[Start of EXCERPTED RECORDS]

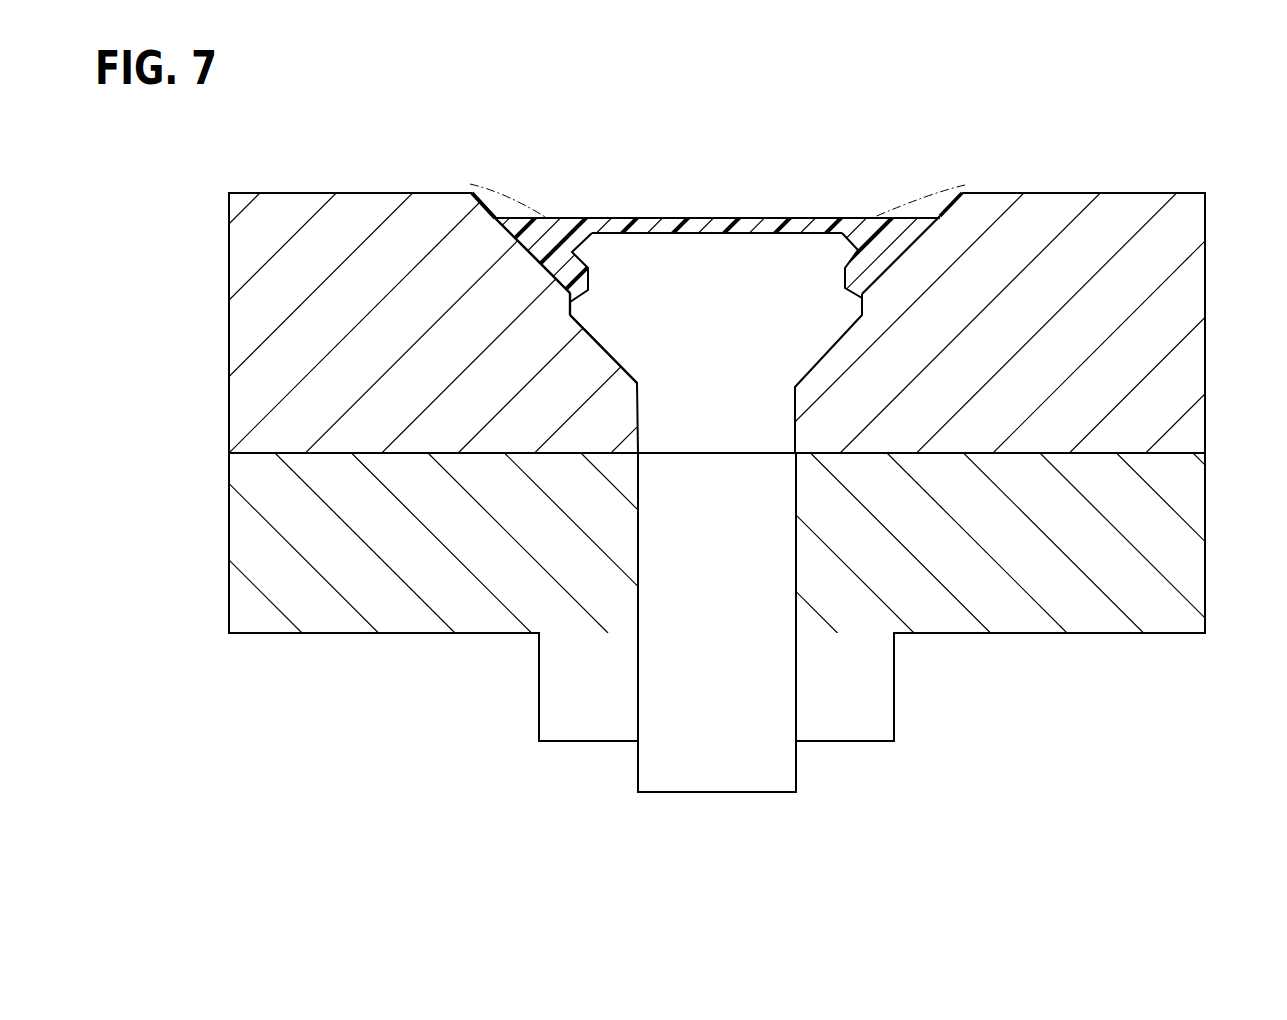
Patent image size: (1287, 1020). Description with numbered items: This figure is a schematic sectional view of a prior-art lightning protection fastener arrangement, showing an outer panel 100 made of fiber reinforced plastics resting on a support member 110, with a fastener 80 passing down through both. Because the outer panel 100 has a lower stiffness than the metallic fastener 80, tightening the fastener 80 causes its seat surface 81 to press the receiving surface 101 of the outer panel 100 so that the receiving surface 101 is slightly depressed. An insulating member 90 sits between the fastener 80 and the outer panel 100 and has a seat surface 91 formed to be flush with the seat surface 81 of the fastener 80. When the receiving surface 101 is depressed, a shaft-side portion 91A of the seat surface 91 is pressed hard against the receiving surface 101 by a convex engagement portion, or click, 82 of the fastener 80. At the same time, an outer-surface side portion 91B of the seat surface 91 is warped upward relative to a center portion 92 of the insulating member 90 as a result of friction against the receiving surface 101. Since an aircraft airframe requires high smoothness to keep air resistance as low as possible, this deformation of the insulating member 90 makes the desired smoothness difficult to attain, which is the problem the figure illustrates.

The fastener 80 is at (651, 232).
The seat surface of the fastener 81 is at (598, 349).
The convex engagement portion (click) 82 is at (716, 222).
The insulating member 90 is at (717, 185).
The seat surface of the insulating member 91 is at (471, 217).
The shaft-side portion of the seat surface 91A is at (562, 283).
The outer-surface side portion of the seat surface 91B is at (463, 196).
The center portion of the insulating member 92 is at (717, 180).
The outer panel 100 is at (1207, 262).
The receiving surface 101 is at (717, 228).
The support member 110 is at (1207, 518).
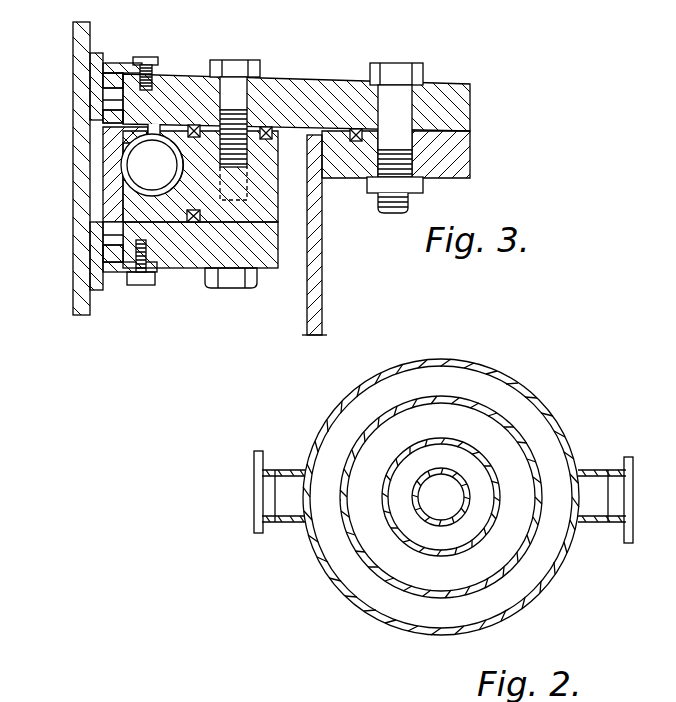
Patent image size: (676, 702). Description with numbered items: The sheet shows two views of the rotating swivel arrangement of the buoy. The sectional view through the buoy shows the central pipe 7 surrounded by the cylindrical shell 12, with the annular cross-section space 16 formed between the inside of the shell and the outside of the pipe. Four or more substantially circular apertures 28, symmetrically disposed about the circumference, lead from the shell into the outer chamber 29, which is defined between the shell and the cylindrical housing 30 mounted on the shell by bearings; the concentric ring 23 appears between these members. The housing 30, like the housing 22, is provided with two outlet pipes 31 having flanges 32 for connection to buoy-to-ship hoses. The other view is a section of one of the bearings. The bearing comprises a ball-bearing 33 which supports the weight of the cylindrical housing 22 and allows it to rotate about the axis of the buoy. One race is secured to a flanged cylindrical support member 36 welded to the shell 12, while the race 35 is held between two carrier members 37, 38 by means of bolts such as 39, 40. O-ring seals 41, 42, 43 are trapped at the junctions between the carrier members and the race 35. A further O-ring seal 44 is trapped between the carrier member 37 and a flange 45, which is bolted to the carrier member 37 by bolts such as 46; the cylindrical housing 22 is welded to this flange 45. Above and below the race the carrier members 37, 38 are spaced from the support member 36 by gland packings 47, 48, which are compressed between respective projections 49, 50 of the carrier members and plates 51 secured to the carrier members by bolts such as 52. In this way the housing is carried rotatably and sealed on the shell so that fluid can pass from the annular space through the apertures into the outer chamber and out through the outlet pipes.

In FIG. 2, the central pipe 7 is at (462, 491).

[End of EXCERPTED RECORDS]

PROBLEM => Render every line above as a Markdown table with two columns, Row and Line, giving each row a number. Omit the blank lines and the pictures.

TASK SOLUTION =>
| Row | Line |
|---|---|
| 1 | Patent image size: (1287, 1020). Description with numbered items: This figure is a schematic sectional view of a prior-art lightning protection fastener arrangement, showing an outer panel 100 made of fiber reinforced plastics resting on a support member 110, with a fastener 80 passing down through both. Because the outer panel 100 has a lower stiffness than the metallic fastener 80, tightening the fastener 80 causes its seat surface 81 to press the receiving surface 101 of the outer panel 100 so that the receiving surface 101 is slightly depressed. An insulating member 90 sits between the fastener 80 and the outer panel 100 and has a seat surface 91 formed to be flush with the seat surface 81 of the fastener 80. When the receiving surface 101 is depressed, a shaft-side portion 91A of the seat surface 91 is pressed hard against the receiving surface 101 by a convex engagement portion, or click, 82 of the fastener 80. At the same time, an outer-surface side portion 91B of the seat surface 91 is warped upward relative to a center portion 92 of the insulating member 90 as a result of friction against the receiving surface 101. Since an aircraft airframe requires high smoothness to keep air resistance as low as possible, this deformation of the insulating member 90 makes the desired smoothness difficult to attain, which is the problem the figure illustrates. |
| 2 | The fastener 80 is at (651, 232). |
| 3 | The seat surface of the fastener 81 is at (598, 349). |
| 4 | The convex engagement portion (click) 82 is at (716, 222). |
| 5 | The insulating member 90 is at (717, 185). |
| 6 | The seat surface of the insulating member 91 is at (471, 217). |
| 7 | The shaft-side portion of the seat surface 91A is at (562, 283). |
| 8 | The outer-surface side portion of the seat surface 91B is at (463, 196). |
| 9 | The center portion of the insulating member 92 is at (717, 180). |
| 10 | The outer panel 100 is at (1207, 262). |
| 11 | The receiving surface 101 is at (717, 228). |
| 12 | The support member 110 is at (1207, 518). |
| 13 | Patent image size: (676, 702). Description with numbered items: The sheet shows two views of the rotating swivel arrangement of the buoy. The sectional view through the buoy shows the central pipe 7 surrounded by the cylindrical shell 12, with the annular cross-section space 16 formed between the inside of the shell and the outside of the pipe. Four or more substantially circular apertures 28, symmetrically disposed about the circumference, lead from the shell into the outer chamber 29, which is defined between the shell and the cylindrical housing 30 mounted on the shell by bearings; the concentric ring 23 appears between these members. The housing 30, like the housing 22, is provided with two outlet pipes 31 having flanges 32 for connection to buoy-to-ship hoses. The other view is a section of one of the bearings. The bearing comprises a ball-bearing 33 which supports the weight of the cylindrical housing 22 and allows it to rotate about the axis of the buoy. One race is secured to a flanged cylindrical support member 36 welded to the shell 12, while the race 35 is held between two carrier members 37, 38 by means of bolts such as 39, 40. O-ring seals 41, 42, 43 are trapped at the junctions between the carrier members and the race 35. A further O-ring seal 44 is trapped between the carrier member 37 and a flange 45, which is bolted to the carrier member 37 by bolts such as 46; the cylindrical housing 22 is welded to this flange 45. Above and below the race the carrier members 37, 38 are spaced from the support member 36 by gland packings 47, 48, which are compressed between respective projections 49, 50 of the carrier members and plates 51 secured to the carrier members by bolts such as 52. In this way the housing is carried rotatably and sealed on the shell so that fluid can pass from the annular space through the apertures into the outer chamber and out through the outlet pipes. |
| 14 | In FIG. 2, the central pipe 7 is at (462, 491). |